- [Work to complete]
Set down the records once more, please, exactly and with the pictures left out.

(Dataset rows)
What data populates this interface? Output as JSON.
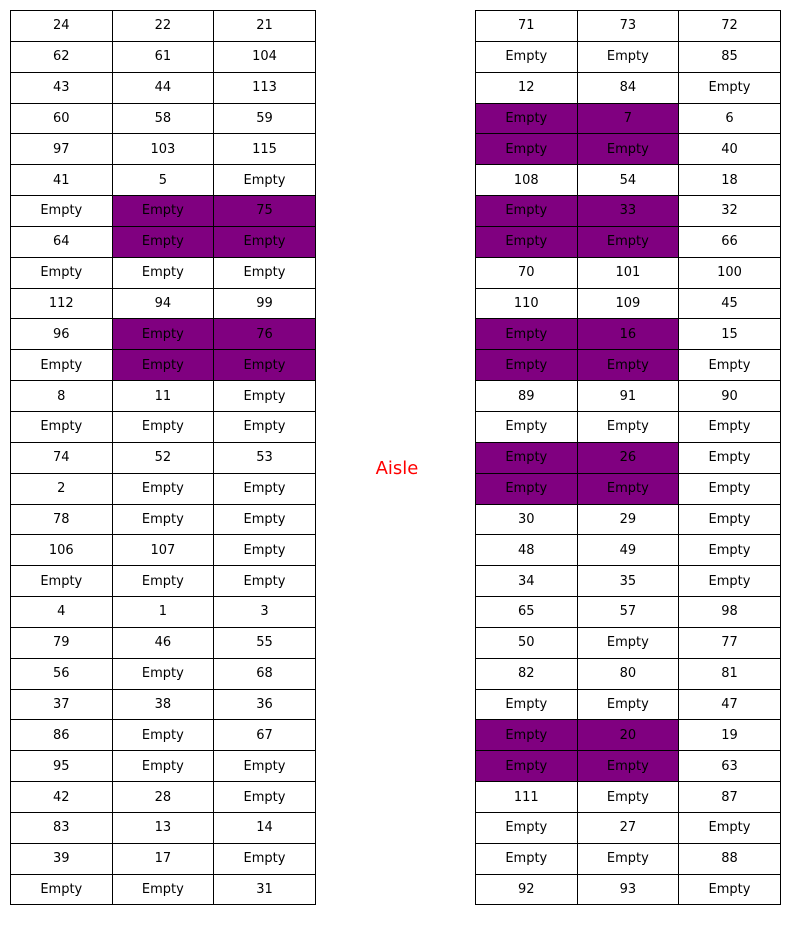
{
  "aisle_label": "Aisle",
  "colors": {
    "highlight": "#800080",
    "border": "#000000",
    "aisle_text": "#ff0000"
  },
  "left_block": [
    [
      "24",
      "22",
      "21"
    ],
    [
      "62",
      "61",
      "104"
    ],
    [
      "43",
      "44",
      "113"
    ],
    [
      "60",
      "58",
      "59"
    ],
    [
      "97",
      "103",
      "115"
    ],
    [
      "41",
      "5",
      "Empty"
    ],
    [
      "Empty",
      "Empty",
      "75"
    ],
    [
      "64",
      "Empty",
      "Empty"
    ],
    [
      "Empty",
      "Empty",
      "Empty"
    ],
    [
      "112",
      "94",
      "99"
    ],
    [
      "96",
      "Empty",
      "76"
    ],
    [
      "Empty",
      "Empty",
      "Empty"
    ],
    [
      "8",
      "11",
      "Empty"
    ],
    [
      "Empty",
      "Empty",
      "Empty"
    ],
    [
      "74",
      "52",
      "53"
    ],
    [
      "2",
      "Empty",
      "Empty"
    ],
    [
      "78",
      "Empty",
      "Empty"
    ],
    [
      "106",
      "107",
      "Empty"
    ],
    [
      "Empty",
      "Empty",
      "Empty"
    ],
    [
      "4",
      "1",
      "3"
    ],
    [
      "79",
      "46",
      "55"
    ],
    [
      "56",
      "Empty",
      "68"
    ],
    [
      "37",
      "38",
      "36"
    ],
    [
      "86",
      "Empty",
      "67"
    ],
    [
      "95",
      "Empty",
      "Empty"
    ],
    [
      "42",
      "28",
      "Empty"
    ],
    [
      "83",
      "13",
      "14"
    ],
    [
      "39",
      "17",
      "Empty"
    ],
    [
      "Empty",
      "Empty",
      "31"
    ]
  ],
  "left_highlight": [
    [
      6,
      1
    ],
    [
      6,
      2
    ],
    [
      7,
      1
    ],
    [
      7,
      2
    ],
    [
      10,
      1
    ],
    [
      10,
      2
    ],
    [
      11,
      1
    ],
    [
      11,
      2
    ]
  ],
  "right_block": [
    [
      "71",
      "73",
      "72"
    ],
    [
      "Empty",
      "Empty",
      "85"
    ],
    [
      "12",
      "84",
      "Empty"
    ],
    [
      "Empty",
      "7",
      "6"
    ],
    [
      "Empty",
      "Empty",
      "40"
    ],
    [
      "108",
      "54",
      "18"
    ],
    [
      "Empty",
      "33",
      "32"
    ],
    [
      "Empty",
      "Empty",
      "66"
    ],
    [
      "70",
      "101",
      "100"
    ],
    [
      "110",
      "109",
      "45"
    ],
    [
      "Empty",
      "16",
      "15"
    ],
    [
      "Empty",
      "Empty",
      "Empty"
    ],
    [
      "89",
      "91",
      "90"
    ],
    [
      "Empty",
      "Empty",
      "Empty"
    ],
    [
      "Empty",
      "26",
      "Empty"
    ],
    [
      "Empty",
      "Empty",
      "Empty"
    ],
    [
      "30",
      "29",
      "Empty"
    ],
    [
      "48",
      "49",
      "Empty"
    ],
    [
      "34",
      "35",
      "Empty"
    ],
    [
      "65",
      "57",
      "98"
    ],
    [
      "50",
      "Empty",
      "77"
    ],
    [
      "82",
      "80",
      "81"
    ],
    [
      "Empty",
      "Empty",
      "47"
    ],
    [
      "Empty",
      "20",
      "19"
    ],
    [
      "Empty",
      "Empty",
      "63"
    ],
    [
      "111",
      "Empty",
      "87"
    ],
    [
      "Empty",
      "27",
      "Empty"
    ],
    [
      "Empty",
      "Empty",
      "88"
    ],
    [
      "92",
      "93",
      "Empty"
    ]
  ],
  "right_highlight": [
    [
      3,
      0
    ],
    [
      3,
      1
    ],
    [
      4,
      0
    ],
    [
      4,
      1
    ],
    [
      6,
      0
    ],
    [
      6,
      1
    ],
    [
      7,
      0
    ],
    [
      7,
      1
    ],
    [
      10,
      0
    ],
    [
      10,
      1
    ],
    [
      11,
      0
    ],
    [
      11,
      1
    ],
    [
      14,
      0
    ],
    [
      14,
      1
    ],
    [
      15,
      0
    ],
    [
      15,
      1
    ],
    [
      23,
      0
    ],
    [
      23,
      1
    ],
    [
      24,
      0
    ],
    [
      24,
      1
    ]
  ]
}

- [Final answer]
What data populates this interface? Output as JSON.
{
  "aisle_label": "Aisle",
  "colors": {
    "highlight": "#800080",
    "border": "#000000",
    "aisle_text": "#ff0000"
  },
  "left_block": [
    [
      "24",
      "22",
      "21"
    ],
    [
      "62",
      "61",
      "104"
    ],
    [
      "43",
      "44",
      "113"
    ],
    [
      "60",
      "58",
      "59"
    ],
    [
      "97",
      "103",
      "115"
    ],
    [
      "41",
      "5",
      "Empty"
    ],
    [
      "Empty",
      "Empty",
      "75"
    ],
    [
      "64",
      "Empty",
      "Empty"
    ],
    [
      "Empty",
      "Empty",
      "Empty"
    ],
    [
      "112",
      "94",
      "99"
    ],
    [
      "96",
      "Empty",
      "76"
    ],
    [
      "Empty",
      "Empty",
      "Empty"
    ],
    [
      "8",
      "11",
      "Empty"
    ],
    [
      "Empty",
      "Empty",
      "Empty"
    ],
    [
      "74",
      "52",
      "53"
    ],
    [
      "2",
      "Empty",
      "Empty"
    ],
    [
      "78",
      "Empty",
      "Empty"
    ],
    [
      "106",
      "107",
      "Empty"
    ],
    [
      "Empty",
      "Empty",
      "Empty"
    ],
    [
      "4",
      "1",
      "3"
    ],
    [
      "79",
      "46",
      "55"
    ],
    [
      "56",
      "Empty",
      "68"
    ],
    [
      "37",
      "38",
      "36"
    ],
    [
      "86",
      "Empty",
      "67"
    ],
    [
      "95",
      "Empty",
      "Empty"
    ],
    [
      "42",
      "28",
      "Empty"
    ],
    [
      "83",
      "13",
      "14"
    ],
    [
      "39",
      "17",
      "Empty"
    ],
    [
      "Empty",
      "Empty",
      "31"
    ]
  ],
  "left_highlight": [
    [
      6,
      1
    ],
    [
      6,
      2
    ],
    [
      7,
      1
    ],
    [
      7,
      2
    ],
    [
      10,
      1
    ],
    [
      10,
      2
    ],
    [
      11,
      1
    ],
    [
      11,
      2
    ]
  ],
  "right_block": [
    [
      "71",
      "73",
      "72"
    ],
    [
      "Empty",
      "Empty",
      "85"
    ],
    [
      "12",
      "84",
      "Empty"
    ],
    [
      "Empty",
      "7",
      "6"
    ],
    [
      "Empty",
      "Empty",
      "40"
    ],
    [
      "108",
      "54",
      "18"
    ],
    [
      "Empty",
      "33",
      "32"
    ],
    [
      "Empty",
      "Empty",
      "66"
    ],
    [
      "70",
      "101",
      "100"
    ],
    [
      "110",
      "109",
      "45"
    ],
    [
      "Empty",
      "16",
      "15"
    ],
    [
      "Empty",
      "Empty",
      "Empty"
    ],
    [
      "89",
      "91",
      "90"
    ],
    [
      "Empty",
      "Empty",
      "Empty"
    ],
    [
      "Empty",
      "26",
      "Empty"
    ],
    [
      "Empty",
      "Empty",
      "Empty"
    ],
    [
      "30",
      "29",
      "Empty"
    ],
    [
      "48",
      "49",
      "Empty"
    ],
    [
      "34",
      "35",
      "Empty"
    ],
    [
      "65",
      "57",
      "98"
    ],
    [
      "50",
      "Empty",
      "77"
    ],
    [
      "82",
      "80",
      "81"
    ],
    [
      "Empty",
      "Empty",
      "47"
    ],
    [
      "Empty",
      "20",
      "19"
    ],
    [
      "Empty",
      "Empty",
      "63"
    ],
    [
      "111",
      "Empty",
      "87"
    ],
    [
      "Empty",
      "27",
      "Empty"
    ],
    [
      "Empty",
      "Empty",
      "88"
    ],
    [
      "92",
      "93",
      "Empty"
    ]
  ],
  "right_highlight": [
    [
      3,
      0
    ],
    [
      3,
      1
    ],
    [
      4,
      0
    ],
    [
      4,
      1
    ],
    [
      6,
      0
    ],
    [
      6,
      1
    ],
    [
      7,
      0
    ],
    [
      7,
      1
    ],
    [
      10,
      0
    ],
    [
      10,
      1
    ],
    [
      11,
      0
    ],
    [
      11,
      1
    ],
    [
      14,
      0
    ],
    [
      14,
      1
    ],
    [
      15,
      0
    ],
    [
      15,
      1
    ],
    [
      23,
      0
    ],
    [
      23,
      1
    ],
    [
      24,
      0
    ],
    [
      24,
      1
    ]
  ]
}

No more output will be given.